Written exercise
What follows is a block of records; restate each one word for word.
[Start of Extracted records]
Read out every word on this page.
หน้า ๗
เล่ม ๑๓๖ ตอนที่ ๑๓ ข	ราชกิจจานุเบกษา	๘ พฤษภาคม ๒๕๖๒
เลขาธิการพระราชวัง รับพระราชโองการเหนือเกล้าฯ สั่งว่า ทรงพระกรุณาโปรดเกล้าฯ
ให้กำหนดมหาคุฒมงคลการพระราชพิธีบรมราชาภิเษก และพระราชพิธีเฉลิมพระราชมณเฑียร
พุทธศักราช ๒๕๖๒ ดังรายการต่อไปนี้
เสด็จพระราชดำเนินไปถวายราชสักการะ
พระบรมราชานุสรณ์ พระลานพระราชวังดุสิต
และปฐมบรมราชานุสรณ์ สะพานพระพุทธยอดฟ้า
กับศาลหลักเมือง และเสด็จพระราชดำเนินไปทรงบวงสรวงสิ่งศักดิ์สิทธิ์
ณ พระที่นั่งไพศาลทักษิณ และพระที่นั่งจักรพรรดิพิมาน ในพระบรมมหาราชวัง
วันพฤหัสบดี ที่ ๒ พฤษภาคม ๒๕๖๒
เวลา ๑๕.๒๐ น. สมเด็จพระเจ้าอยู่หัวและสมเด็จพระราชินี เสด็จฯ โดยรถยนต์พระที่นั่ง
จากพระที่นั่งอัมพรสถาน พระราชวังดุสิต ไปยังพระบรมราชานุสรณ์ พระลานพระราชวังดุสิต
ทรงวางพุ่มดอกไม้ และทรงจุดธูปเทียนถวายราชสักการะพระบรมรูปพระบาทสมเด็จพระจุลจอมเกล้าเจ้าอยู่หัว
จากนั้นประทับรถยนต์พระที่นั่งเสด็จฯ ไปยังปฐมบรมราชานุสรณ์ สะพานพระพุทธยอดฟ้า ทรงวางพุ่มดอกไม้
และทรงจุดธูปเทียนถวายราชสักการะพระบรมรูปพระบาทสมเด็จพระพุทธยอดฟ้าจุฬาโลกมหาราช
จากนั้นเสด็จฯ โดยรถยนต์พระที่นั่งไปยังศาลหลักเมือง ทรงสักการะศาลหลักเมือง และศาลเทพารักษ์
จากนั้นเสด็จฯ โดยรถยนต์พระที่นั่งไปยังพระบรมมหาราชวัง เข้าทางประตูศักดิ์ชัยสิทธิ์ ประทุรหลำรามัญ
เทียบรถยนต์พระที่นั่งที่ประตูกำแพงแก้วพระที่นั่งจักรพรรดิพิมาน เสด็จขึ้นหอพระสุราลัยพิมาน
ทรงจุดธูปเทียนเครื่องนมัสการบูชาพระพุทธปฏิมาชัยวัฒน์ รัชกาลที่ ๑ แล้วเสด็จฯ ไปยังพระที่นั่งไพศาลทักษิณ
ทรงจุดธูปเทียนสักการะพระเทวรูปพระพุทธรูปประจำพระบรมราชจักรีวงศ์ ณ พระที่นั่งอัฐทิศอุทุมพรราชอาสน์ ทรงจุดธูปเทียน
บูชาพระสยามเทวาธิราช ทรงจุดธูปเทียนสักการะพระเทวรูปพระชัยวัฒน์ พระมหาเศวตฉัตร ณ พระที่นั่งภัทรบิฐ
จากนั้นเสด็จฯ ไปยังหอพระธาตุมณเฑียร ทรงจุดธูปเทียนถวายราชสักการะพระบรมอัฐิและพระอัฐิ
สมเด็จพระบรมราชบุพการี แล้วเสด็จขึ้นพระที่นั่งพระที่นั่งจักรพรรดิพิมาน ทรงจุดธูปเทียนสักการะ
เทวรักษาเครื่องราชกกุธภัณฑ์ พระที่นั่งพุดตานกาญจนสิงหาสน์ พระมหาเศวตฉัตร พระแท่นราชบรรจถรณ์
[End of Extracted records]
Solution
Read out every word on this page.
หน้า ๗
เล่ม ๑๓๖ ตอนที่ ๑๓ ข	ราชกิจจานุเบกษา	๘ พฤษภาคม ๒๕๖๒
เลขาธิการพระราชวัง รับพระราชโองการเหนือเกล้าฯ สั่งว่า ทรงพระกรุณาโปรดเกล้าฯ
ให้กำหนดมหาคุฒมงคลการพระราชพิธีบรมราชาภิเษก และพระราชพิธีเฉลิมพระราชมณเฑียร
พุทธศักราช ๒๕๖๒ ดังรายการต่อไปนี้
เสด็จพระราชดำเนินไปถวายราชสักการะ
พระบรมราชานุสรณ์ พระลานพระราชวังดุสิต
และปฐมบรมราชานุสรณ์ สะพานพระพุทธยอดฟ้า
กับศาลหลักเมือง และเสด็จพระราชดำเนินไปทรงบวงสรวงสิ่งศักดิ์สิทธิ์
ณ พระที่นั่งไพศาลทักษิณ และพระที่นั่งจักรพรรดิพิมาน ในพระบรมมหาราชวัง
วันพฤหัสบดี ที่ ๒ พฤษภาคม ๒๕๖๒
เวลา ๑๕.๒๐ น. สมเด็จพระเจ้าอยู่หัวและสมเด็จพระราชินี เสด็จฯ โดยรถยนต์พระที่นั่ง
จากพระที่นั่งอัมพรสถาน พระราชวังดุสิต ไปยังพระบรมราชานุสรณ์ พระลานพระราชวังดุสิต
ทรงวางพุ่มดอกไม้ และทรงจุดธูปเทียนถวายราชสักการะพระบรมรูปพระบาทสมเด็จพระจุลจอมเกล้าเจ้าอยู่หัว
จากนั้นประทับรถยนต์พระที่นั่งเสด็จฯ ไปยังปฐมบรมราชานุสรณ์ สะพานพระพุทธยอดฟ้า ทรงวางพุ่มดอกไม้
และทรงจุดธูปเทียนถวายราชสักการะพระบรมรูปพระบาทสมเด็จพระพุทธยอดฟ้าจุฬาโลกมหาราช
จากนั้นเสด็จฯ โดยรถยนต์พระที่นั่งไปยังศาลหลักเมือง ทรงสักการะศาลหลักเมือง และศาลเทพารักษ์
จากนั้นเสด็จฯ โดยรถยนต์พระที่นั่งไปยังพระบรมมหาราชวัง เข้าทางประตูศักดิ์ชัยสิทธิ์ ประทุรหลำรามัญ
เทียบรถยนต์พระที่นั่งที่ประตูกำแพงแก้วพระที่นั่งจักรพรรดิพิมาน เสด็จขึ้นหอพระสุราลัยพิมาน
ทรงจุดธูปเทียนเครื่องนมัสการบูชาพระพุทธปฏิมาชัยวัฒน์ รัชกาลที่ ๑ แล้วเสด็จฯ ไปยังพระที่นั่งไพศาลทักษิณ
ทรงจุดธูปเทียนสักการะพระเทวรูปพระพุทธรูปประจำพระบรมราชจักรีวงศ์ ณ พระที่นั่งอัฐทิศอุทุมพรราชอาสน์ ทรงจุดธูปเทียน
บูชาพระสยามเทวาธิราช ทรงจุดธูปเทียนสักการะพระเทวรูปพระชัยวัฒน์ พระมหาเศวตฉัตร ณ พระที่นั่งภัทรบิฐ
จากนั้นเสด็จฯ ไปยังหอพระธาตุมณเฑียร ทรงจุดธูปเทียนถวายราชสักการะพระบรมอัฐิและพระอัฐิ
สมเด็จพระบรมราชบุพการี แล้วเสด็จขึ้นพระที่นั่งพระที่นั่งจักรพรรดิพิมาน ทรงจุดธูปเทียนสักการะ
เทวรักษาเครื่องราชกกุธภัณฑ์ พระที่นั่งพุดตานกาญจนสิงหาสน์ พระมหาเศวตฉัตร พระแท่นราชบรรจถรณ์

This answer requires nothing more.